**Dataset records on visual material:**
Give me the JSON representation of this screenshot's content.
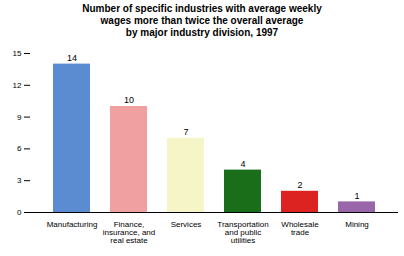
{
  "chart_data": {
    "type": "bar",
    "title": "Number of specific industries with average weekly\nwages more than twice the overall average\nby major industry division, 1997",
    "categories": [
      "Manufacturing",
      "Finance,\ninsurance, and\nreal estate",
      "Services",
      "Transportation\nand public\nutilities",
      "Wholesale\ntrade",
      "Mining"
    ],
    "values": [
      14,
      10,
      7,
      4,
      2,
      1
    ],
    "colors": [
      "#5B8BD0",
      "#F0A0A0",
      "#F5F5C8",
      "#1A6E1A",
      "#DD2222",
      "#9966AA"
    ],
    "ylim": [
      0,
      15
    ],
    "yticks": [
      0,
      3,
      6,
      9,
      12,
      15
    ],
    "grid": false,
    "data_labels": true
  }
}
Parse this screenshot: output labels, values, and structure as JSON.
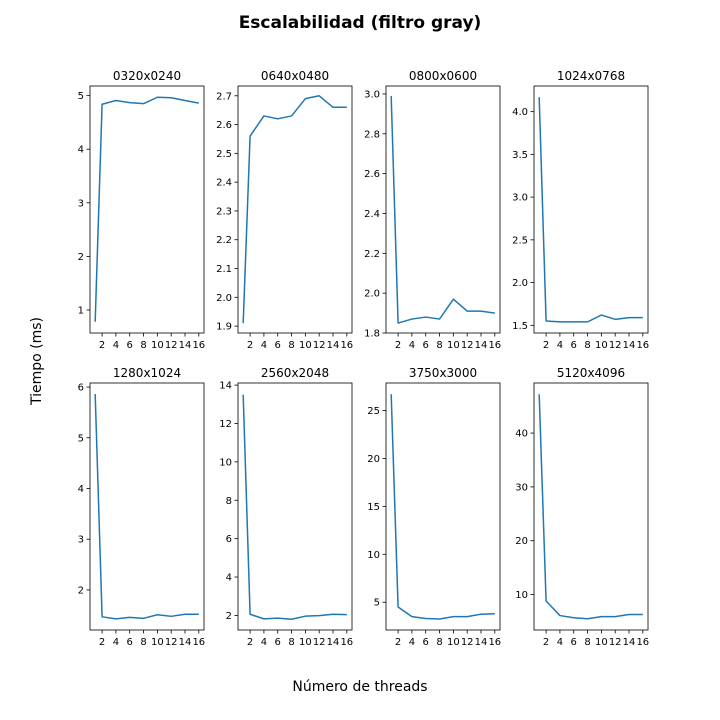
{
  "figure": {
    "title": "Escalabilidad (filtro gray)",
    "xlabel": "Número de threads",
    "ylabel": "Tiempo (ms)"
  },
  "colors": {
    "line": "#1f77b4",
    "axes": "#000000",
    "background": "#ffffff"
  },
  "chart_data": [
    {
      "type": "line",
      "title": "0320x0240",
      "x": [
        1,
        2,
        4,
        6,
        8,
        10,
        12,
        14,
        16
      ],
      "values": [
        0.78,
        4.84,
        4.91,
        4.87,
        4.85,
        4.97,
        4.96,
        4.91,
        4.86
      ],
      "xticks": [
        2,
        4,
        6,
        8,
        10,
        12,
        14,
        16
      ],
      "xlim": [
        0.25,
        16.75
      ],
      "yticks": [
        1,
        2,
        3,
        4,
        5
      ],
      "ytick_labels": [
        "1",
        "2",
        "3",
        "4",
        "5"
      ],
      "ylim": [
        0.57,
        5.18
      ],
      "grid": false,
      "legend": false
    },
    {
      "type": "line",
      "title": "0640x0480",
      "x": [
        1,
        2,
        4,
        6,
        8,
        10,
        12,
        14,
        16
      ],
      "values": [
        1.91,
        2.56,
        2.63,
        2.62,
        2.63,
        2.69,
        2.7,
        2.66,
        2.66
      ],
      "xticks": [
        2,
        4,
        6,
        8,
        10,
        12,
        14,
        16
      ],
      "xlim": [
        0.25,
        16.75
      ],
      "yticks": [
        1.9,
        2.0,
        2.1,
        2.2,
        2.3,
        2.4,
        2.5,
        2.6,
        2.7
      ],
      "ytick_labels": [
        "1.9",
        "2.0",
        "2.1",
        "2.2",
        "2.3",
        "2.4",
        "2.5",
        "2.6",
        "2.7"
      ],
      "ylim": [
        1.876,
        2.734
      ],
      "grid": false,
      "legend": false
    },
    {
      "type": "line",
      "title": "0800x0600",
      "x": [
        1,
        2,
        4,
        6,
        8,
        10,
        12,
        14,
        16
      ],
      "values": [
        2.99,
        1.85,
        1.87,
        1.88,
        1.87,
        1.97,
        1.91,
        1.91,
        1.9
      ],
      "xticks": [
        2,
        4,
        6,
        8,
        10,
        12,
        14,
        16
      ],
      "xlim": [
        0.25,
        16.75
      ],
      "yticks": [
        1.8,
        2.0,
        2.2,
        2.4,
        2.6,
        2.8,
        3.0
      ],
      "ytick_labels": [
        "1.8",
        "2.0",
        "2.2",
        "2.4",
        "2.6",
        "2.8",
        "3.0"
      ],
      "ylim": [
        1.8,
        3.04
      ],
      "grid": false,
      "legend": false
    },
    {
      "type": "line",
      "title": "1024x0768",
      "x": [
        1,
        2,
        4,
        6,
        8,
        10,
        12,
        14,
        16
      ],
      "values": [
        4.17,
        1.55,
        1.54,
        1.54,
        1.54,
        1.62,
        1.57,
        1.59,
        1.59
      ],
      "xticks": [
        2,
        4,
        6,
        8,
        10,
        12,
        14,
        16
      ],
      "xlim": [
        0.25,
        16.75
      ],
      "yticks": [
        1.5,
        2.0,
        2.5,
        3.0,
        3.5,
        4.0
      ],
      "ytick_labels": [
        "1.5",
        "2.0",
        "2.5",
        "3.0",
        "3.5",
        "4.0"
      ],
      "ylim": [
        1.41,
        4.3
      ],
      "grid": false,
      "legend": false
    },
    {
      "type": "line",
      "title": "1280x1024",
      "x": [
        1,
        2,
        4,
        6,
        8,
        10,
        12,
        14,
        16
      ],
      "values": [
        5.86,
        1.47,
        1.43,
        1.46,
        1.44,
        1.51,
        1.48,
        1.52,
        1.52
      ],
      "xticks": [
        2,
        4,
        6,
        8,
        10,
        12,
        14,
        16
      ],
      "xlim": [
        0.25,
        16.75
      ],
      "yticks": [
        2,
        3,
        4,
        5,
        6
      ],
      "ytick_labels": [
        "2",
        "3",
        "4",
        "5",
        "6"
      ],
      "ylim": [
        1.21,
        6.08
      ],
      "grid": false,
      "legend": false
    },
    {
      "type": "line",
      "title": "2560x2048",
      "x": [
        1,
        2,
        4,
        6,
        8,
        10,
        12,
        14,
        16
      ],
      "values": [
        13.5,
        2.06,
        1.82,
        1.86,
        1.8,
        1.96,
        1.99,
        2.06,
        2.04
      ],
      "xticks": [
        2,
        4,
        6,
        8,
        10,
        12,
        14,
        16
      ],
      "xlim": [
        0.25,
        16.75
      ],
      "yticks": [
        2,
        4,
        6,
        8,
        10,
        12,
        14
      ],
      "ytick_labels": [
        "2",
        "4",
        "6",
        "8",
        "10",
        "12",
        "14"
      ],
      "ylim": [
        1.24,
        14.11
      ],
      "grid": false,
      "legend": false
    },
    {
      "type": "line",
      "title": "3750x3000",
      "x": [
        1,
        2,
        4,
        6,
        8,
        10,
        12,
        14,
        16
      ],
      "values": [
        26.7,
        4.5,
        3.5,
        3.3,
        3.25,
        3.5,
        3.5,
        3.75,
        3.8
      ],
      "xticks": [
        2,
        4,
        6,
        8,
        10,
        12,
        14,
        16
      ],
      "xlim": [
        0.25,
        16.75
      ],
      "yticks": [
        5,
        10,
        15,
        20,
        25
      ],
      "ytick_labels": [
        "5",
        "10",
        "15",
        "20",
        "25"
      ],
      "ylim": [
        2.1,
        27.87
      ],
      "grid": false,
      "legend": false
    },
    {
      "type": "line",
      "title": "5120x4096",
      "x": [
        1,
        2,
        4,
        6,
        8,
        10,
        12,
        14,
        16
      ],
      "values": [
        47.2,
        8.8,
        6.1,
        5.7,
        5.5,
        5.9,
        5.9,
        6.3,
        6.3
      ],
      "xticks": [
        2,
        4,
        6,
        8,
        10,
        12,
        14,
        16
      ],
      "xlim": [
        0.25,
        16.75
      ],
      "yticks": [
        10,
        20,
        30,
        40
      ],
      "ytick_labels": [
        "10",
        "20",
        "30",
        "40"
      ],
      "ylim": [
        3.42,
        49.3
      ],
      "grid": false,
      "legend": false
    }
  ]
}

**PROBLEM DESCRIPTION:** A faithful copy of the records above is needed, with the pictures left out.

**RESULT OF THIS TASK:**
Give me the JSON representation of this screenshot's content.
{
  "chart_data": {
    "type": "bar",
    "title": "Number of specific industries with average weekly\nwages more than twice the overall average\nby major industry division, 1997",
    "categories": [
      "Manufacturing",
      "Finance,\ninsurance, and\nreal estate",
      "Services",
      "Transportation\nand public\nutilities",
      "Wholesale\ntrade",
      "Mining"
    ],
    "values": [
      14,
      10,
      7,
      4,
      2,
      1
    ],
    "colors": [
      "#5B8BD0",
      "#F0A0A0",
      "#F5F5C8",
      "#1A6E1A",
      "#DD2222",
      "#9966AA"
    ],
    "ylim": [
      0,
      15
    ],
    "yticks": [
      0,
      3,
      6,
      9,
      12,
      15
    ],
    "grid": false,
    "data_labels": true
  }
}
Parse this screenshot: output labels, values, and structure as JSON.
{
  "figure": {
    "title": "Escalabilidad (filtro gray)",
    "xlabel": "Número de threads",
    "ylabel": "Tiempo (ms)"
  },
  "colors": {
    "line": "#1f77b4",
    "axes": "#000000",
    "background": "#ffffff"
  },
  "chart_data": [
    {
      "type": "line",
      "title": "0320x0240",
      "x": [
        1,
        2,
        4,
        6,
        8,
        10,
        12,
        14,
        16
      ],
      "values": [
        0.78,
        4.84,
        4.91,
        4.87,
        4.85,
        4.97,
        4.96,
        4.91,
        4.86
      ],
      "xticks": [
        2,
        4,
        6,
        8,
        10,
        12,
        14,
        16
      ],
      "xlim": [
        0.25,
        16.75
      ],
      "yticks": [
        1,
        2,
        3,
        4,
        5
      ],
      "ytick_labels": [
        "1",
        "2",
        "3",
        "4",
        "5"
      ],
      "ylim": [
        0.57,
        5.18
      ],
      "grid": false,
      "legend": false
    },
    {
      "type": "line",
      "title": "0640x0480",
      "x": [
        1,
        2,
        4,
        6,
        8,
        10,
        12,
        14,
        16
      ],
      "values": [
        1.91,
        2.56,
        2.63,
        2.62,
        2.63,
        2.69,
        2.7,
        2.66,
        2.66
      ],
      "xticks": [
        2,
        4,
        6,
        8,
        10,
        12,
        14,
        16
      ],
      "xlim": [
        0.25,
        16.75
      ],
      "yticks": [
        1.9,
        2.0,
        2.1,
        2.2,
        2.3,
        2.4,
        2.5,
        2.6,
        2.7
      ],
      "ytick_labels": [
        "1.9",
        "2.0",
        "2.1",
        "2.2",
        "2.3",
        "2.4",
        "2.5",
        "2.6",
        "2.7"
      ],
      "ylim": [
        1.876,
        2.734
      ],
      "grid": false,
      "legend": false
    },
    {
      "type": "line",
      "title": "0800x0600",
      "x": [
        1,
        2,
        4,
        6,
        8,
        10,
        12,
        14,
        16
      ],
      "values": [
        2.99,
        1.85,
        1.87,
        1.88,
        1.87,
        1.97,
        1.91,
        1.91,
        1.9
      ],
      "xticks": [
        2,
        4,
        6,
        8,
        10,
        12,
        14,
        16
      ],
      "xlim": [
        0.25,
        16.75
      ],
      "yticks": [
        1.8,
        2.0,
        2.2,
        2.4,
        2.6,
        2.8,
        3.0
      ],
      "ytick_labels": [
        "1.8",
        "2.0",
        "2.2",
        "2.4",
        "2.6",
        "2.8",
        "3.0"
      ],
      "ylim": [
        1.8,
        3.04
      ],
      "grid": false,
      "legend": false
    },
    {
      "type": "line",
      "title": "1024x0768",
      "x": [
        1,
        2,
        4,
        6,
        8,
        10,
        12,
        14,
        16
      ],
      "values": [
        4.17,
        1.55,
        1.54,
        1.54,
        1.54,
        1.62,
        1.57,
        1.59,
        1.59
      ],
      "xticks": [
        2,
        4,
        6,
        8,
        10,
        12,
        14,
        16
      ],
      "xlim": [
        0.25,
        16.75
      ],
      "yticks": [
        1.5,
        2.0,
        2.5,
        3.0,
        3.5,
        4.0
      ],
      "ytick_labels": [
        "1.5",
        "2.0",
        "2.5",
        "3.0",
        "3.5",
        "4.0"
      ],
      "ylim": [
        1.41,
        4.3
      ],
      "grid": false,
      "legend": false
    },
    {
      "type": "line",
      "title": "1280x1024",
      "x": [
        1,
        2,
        4,
        6,
        8,
        10,
        12,
        14,
        16
      ],
      "values": [
        5.86,
        1.47,
        1.43,
        1.46,
        1.44,
        1.51,
        1.48,
        1.52,
        1.52
      ],
      "xticks": [
        2,
        4,
        6,
        8,
        10,
        12,
        14,
        16
      ],
      "xlim": [
        0.25,
        16.75
      ],
      "yticks": [
        2,
        3,
        4,
        5,
        6
      ],
      "ytick_labels": [
        "2",
        "3",
        "4",
        "5",
        "6"
      ],
      "ylim": [
        1.21,
        6.08
      ],
      "grid": false,
      "legend": false
    },
    {
      "type": "line",
      "title": "2560x2048",
      "x": [
        1,
        2,
        4,
        6,
        8,
        10,
        12,
        14,
        16
      ],
      "values": [
        13.5,
        2.06,
        1.82,
        1.86,
        1.8,
        1.96,
        1.99,
        2.06,
        2.04
      ],
      "xticks": [
        2,
        4,
        6,
        8,
        10,
        12,
        14,
        16
      ],
      "xlim": [
        0.25,
        16.75
      ],
      "yticks": [
        2,
        4,
        6,
        8,
        10,
        12,
        14
      ],
      "ytick_labels": [
        "2",
        "4",
        "6",
        "8",
        "10",
        "12",
        "14"
      ],
      "ylim": [
        1.24,
        14.11
      ],
      "grid": false,
      "legend": false
    },
    {
      "type": "line",
      "title": "3750x3000",
      "x": [
        1,
        2,
        4,
        6,
        8,
        10,
        12,
        14,
        16
      ],
      "values": [
        26.7,
        4.5,
        3.5,
        3.3,
        3.25,
        3.5,
        3.5,
        3.75,
        3.8
      ],
      "xticks": [
        2,
        4,
        6,
        8,
        10,
        12,
        14,
        16
      ],
      "xlim": [
        0.25,
        16.75
      ],
      "yticks": [
        5,
        10,
        15,
        20,
        25
      ],
      "ytick_labels": [
        "5",
        "10",
        "15",
        "20",
        "25"
      ],
      "ylim": [
        2.1,
        27.87
      ],
      "grid": false,
      "legend": false
    },
    {
      "type": "line",
      "title": "5120x4096",
      "x": [
        1,
        2,
        4,
        6,
        8,
        10,
        12,
        14,
        16
      ],
      "values": [
        47.2,
        8.8,
        6.1,
        5.7,
        5.5,
        5.9,
        5.9,
        6.3,
        6.3
      ],
      "xticks": [
        2,
        4,
        6,
        8,
        10,
        12,
        14,
        16
      ],
      "xlim": [
        0.25,
        16.75
      ],
      "yticks": [
        10,
        20,
        30,
        40
      ],
      "ytick_labels": [
        "10",
        "20",
        "30",
        "40"
      ],
      "ylim": [
        3.42,
        49.3
      ],
      "grid": false,
      "legend": false
    }
  ]
}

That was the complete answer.